▸ **Exercise aim**: From the entries below, please gather each line containing the string "OFFICIAL".

▸ **Available data**:
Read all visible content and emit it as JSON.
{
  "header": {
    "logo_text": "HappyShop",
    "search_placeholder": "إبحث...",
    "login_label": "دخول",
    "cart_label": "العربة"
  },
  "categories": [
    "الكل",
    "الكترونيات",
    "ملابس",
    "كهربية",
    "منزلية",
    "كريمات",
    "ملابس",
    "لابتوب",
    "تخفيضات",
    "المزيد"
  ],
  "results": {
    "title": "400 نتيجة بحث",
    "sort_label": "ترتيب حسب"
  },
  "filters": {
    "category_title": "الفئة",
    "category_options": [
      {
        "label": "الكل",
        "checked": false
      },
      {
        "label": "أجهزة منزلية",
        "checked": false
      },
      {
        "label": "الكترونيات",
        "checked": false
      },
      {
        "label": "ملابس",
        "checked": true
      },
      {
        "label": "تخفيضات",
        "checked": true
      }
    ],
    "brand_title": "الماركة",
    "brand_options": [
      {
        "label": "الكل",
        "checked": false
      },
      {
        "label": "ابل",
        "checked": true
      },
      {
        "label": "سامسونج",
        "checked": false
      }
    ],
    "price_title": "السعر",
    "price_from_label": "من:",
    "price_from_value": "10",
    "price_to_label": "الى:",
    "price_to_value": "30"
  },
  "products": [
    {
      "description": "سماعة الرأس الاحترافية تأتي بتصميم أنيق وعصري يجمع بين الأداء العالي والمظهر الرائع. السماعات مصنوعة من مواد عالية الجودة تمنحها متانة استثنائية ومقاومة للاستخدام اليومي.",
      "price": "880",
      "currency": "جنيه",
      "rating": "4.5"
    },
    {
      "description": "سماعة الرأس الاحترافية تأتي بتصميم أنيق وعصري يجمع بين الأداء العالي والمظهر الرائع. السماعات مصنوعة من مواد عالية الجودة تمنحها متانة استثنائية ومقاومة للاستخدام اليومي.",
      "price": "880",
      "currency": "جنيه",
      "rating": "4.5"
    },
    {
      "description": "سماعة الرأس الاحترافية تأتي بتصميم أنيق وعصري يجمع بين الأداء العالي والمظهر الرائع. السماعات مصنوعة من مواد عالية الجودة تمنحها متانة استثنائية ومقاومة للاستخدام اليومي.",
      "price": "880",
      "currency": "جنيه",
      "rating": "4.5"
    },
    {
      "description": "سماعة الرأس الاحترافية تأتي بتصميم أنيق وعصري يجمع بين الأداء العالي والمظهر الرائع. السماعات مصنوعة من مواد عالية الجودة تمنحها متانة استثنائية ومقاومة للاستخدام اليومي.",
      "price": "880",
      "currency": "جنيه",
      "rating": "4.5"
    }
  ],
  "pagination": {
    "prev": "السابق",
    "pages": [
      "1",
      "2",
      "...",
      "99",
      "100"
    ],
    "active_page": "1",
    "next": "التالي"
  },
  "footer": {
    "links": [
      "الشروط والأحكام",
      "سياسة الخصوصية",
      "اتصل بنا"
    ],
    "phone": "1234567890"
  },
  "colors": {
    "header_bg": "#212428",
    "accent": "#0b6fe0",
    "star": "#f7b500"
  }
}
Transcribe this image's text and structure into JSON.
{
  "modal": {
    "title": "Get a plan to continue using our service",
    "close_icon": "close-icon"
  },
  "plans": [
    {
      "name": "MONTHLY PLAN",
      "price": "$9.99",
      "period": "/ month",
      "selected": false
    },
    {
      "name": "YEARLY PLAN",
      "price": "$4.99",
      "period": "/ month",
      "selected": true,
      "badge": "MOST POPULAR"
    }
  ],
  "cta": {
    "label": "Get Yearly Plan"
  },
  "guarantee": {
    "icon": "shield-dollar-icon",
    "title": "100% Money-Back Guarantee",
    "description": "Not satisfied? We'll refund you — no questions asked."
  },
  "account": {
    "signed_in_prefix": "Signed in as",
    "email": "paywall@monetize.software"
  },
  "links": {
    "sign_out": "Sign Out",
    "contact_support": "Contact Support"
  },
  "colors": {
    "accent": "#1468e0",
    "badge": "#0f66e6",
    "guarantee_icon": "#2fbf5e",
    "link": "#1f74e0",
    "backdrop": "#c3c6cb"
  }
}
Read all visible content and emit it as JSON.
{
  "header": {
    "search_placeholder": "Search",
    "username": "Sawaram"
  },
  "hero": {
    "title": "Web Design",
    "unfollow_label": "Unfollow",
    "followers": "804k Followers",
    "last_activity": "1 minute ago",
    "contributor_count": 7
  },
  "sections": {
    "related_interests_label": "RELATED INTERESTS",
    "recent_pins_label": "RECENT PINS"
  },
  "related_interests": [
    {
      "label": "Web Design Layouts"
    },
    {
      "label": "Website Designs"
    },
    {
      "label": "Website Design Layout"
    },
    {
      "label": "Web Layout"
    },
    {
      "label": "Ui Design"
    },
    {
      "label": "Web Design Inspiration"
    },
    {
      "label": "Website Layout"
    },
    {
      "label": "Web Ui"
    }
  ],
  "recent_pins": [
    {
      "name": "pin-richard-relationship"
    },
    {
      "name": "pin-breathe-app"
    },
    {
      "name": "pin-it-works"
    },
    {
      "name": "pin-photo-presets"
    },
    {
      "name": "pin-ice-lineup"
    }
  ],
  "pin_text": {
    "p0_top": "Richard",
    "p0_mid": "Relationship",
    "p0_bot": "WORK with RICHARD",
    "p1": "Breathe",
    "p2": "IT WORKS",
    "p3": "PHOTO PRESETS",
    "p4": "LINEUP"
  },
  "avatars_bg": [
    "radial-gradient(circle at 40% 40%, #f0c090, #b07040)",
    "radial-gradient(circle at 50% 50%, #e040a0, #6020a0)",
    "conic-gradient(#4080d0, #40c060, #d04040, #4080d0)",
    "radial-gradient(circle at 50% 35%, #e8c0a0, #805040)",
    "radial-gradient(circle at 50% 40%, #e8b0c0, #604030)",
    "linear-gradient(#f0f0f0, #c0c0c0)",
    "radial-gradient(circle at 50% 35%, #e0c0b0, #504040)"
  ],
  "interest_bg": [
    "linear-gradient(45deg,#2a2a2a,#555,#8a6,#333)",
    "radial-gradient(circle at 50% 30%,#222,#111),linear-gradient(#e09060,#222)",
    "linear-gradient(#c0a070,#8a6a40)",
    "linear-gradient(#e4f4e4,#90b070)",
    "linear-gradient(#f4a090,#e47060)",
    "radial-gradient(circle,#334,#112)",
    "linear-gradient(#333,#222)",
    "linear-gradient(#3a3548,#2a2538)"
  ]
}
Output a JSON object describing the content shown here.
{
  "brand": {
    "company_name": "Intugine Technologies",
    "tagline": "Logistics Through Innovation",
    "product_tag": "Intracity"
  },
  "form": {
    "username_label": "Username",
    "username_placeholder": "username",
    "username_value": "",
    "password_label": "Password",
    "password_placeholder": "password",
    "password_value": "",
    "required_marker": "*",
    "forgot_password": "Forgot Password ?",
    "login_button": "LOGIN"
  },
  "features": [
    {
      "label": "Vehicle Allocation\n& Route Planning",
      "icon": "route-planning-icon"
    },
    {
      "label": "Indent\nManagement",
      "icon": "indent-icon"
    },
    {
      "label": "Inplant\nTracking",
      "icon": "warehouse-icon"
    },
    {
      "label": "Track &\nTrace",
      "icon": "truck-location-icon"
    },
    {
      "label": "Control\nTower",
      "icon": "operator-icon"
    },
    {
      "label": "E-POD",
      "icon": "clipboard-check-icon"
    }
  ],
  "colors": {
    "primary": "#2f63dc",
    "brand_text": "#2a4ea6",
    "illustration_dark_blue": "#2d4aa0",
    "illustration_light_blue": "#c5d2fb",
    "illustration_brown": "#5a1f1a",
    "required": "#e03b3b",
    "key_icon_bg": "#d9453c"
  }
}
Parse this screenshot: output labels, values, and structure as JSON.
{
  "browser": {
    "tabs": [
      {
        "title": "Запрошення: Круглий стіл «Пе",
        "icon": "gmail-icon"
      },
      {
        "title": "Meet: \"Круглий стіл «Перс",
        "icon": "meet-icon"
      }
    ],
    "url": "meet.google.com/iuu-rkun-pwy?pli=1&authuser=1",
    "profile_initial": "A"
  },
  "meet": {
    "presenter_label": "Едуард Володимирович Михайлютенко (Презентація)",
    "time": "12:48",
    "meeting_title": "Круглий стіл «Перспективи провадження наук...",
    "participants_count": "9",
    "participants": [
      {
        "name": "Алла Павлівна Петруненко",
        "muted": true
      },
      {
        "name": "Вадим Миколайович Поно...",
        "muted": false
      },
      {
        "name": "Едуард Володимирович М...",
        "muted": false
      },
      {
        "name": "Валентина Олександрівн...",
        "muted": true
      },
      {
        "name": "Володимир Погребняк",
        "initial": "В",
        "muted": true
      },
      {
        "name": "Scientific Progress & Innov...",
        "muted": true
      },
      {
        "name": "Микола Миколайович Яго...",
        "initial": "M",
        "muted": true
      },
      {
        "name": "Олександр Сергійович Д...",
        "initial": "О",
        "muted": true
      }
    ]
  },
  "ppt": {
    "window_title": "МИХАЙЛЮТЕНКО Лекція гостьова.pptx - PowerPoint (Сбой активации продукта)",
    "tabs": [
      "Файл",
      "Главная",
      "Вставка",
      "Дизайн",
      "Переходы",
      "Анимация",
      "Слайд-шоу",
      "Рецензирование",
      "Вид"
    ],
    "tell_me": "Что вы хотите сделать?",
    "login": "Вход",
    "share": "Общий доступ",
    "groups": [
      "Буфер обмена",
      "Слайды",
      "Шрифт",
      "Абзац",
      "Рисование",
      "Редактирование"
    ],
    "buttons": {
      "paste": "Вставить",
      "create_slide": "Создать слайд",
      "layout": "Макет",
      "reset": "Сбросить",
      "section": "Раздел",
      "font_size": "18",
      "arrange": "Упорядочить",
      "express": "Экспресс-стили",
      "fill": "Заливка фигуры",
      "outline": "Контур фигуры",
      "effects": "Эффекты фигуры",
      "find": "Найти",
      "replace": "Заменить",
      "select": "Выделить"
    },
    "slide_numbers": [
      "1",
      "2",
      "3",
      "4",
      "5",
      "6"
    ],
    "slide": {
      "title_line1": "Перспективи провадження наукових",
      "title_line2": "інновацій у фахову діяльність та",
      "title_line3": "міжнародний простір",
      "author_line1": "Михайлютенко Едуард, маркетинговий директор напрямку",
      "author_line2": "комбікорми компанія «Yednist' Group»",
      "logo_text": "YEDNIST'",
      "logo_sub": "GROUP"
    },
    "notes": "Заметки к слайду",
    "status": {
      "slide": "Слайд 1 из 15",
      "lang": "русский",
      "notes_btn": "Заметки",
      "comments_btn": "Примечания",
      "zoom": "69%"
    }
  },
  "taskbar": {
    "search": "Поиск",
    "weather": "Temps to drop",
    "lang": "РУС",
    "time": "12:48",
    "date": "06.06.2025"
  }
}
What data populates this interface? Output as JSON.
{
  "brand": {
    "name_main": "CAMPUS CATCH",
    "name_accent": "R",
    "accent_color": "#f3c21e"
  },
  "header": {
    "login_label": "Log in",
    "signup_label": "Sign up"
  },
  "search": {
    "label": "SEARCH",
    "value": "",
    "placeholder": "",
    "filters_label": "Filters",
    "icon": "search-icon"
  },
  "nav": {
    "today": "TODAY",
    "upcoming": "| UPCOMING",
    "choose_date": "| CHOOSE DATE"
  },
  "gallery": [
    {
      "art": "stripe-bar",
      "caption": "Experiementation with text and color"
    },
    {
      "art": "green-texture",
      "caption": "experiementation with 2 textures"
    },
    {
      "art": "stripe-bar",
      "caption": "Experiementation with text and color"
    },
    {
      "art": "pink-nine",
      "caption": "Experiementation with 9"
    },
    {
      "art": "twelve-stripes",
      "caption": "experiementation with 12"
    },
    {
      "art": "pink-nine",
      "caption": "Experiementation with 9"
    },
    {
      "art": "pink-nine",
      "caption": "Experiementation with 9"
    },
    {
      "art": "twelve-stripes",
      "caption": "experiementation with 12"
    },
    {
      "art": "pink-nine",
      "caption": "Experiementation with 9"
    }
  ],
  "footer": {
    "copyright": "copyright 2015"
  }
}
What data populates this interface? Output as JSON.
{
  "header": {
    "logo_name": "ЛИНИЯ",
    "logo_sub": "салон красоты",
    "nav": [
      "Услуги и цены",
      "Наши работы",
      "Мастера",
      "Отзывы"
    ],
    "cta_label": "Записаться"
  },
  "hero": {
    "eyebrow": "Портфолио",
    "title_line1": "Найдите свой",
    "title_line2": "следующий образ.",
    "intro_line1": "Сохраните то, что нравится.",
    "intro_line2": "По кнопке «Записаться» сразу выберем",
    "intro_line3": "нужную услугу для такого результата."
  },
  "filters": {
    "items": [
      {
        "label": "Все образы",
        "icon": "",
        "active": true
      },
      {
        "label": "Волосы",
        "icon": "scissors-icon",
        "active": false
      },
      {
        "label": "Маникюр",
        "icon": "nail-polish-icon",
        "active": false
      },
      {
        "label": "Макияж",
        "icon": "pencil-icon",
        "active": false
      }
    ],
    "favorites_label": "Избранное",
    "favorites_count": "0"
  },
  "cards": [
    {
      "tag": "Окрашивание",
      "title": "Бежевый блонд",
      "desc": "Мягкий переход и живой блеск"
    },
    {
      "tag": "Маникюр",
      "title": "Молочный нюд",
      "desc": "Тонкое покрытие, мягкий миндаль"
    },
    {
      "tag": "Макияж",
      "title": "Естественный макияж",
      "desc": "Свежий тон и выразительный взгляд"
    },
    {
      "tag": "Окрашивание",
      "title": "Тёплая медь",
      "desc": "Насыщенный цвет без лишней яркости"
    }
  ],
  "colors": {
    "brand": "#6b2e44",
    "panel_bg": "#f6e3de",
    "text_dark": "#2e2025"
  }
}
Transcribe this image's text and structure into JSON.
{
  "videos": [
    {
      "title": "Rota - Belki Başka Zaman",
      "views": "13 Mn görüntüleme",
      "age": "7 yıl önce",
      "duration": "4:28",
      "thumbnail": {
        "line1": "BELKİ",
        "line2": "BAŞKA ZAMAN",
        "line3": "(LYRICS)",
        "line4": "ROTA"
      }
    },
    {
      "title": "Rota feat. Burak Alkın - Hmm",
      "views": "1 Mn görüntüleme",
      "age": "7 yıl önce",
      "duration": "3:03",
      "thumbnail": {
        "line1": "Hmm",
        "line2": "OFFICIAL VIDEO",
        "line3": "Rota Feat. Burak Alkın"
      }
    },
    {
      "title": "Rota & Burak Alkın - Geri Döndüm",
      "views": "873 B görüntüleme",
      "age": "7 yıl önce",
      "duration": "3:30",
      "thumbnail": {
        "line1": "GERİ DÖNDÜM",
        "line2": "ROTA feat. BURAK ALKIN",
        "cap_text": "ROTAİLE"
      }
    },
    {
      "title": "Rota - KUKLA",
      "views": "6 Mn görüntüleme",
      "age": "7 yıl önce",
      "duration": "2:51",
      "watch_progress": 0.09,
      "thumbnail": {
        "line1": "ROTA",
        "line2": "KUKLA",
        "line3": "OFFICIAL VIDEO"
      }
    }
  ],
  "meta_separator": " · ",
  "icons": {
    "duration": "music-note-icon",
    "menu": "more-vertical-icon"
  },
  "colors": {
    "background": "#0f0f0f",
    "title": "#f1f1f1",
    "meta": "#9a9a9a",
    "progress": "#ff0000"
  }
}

▸ **Task result**:
        "line2": "OFFICIAL VIDEO",
        "line3": "OFFICIAL VIDEO"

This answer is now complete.